# [Task goal]
Lines containing the string "Notifications" are to be counted; report only how many there are.
[START Task inputs]
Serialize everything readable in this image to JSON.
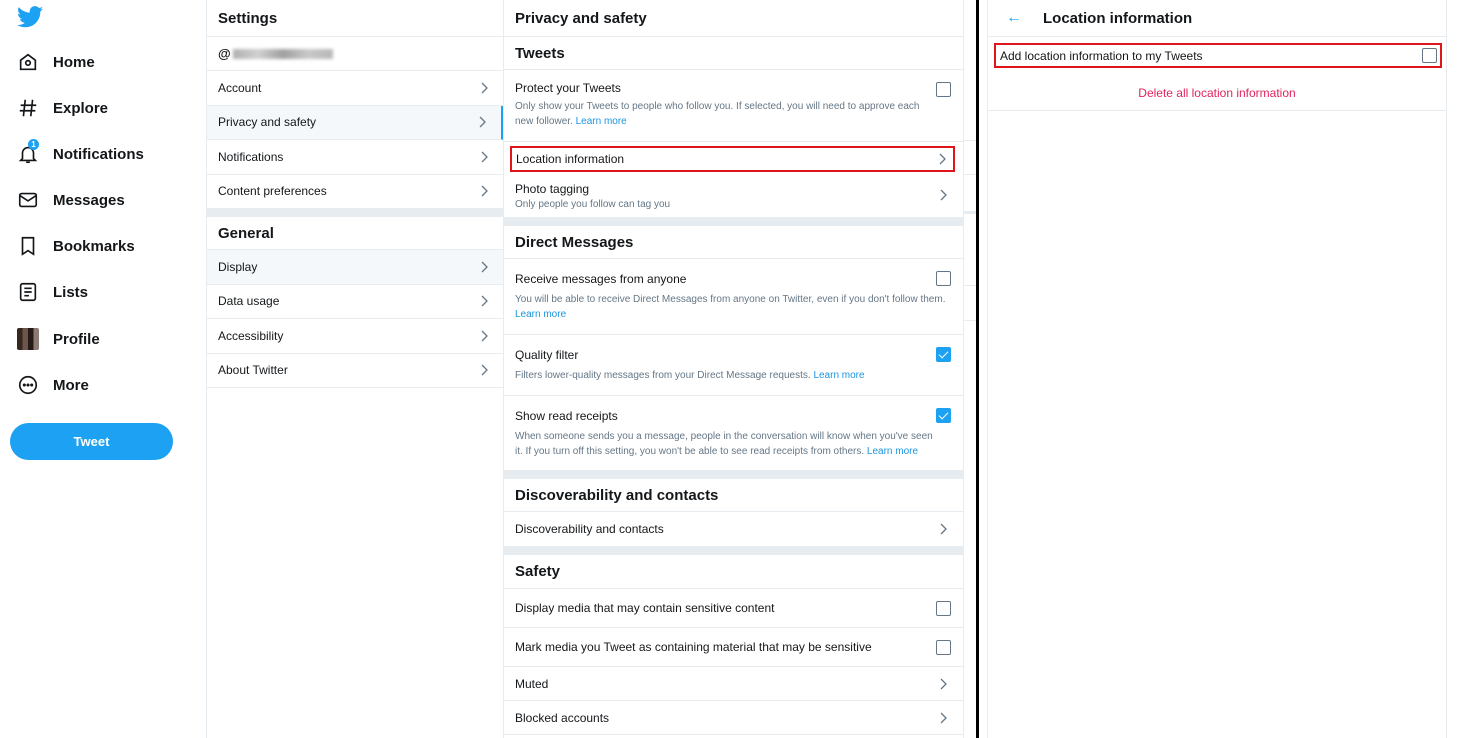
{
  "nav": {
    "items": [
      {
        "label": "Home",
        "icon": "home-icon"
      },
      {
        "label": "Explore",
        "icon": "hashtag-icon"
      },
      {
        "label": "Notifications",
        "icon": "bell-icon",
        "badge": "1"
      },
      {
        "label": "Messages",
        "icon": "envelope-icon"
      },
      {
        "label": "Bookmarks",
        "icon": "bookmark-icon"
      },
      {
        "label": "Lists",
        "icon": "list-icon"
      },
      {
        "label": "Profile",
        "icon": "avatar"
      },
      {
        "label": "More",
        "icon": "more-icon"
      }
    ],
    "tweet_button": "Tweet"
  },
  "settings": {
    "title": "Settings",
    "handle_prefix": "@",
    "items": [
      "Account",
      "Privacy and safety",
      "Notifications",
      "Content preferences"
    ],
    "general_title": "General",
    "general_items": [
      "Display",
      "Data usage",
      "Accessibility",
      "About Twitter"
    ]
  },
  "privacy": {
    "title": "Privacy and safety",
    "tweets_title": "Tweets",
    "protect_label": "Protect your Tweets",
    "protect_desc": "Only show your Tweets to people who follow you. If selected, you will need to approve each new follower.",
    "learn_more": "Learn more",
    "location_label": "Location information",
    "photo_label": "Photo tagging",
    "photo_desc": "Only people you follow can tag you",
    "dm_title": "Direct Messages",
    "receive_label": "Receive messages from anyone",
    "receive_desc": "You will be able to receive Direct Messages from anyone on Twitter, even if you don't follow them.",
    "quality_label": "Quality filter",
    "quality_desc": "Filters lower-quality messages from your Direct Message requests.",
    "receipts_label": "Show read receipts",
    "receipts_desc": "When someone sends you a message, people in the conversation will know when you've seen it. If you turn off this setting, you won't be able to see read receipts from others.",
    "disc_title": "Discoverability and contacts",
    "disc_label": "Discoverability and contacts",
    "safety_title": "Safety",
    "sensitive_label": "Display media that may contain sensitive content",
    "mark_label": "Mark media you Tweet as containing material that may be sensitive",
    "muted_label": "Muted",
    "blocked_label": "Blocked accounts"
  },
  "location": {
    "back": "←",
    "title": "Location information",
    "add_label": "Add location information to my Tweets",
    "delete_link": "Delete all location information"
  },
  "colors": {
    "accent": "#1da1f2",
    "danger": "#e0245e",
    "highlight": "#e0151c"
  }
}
[END Task inputs]
# [Answer to this problem]
2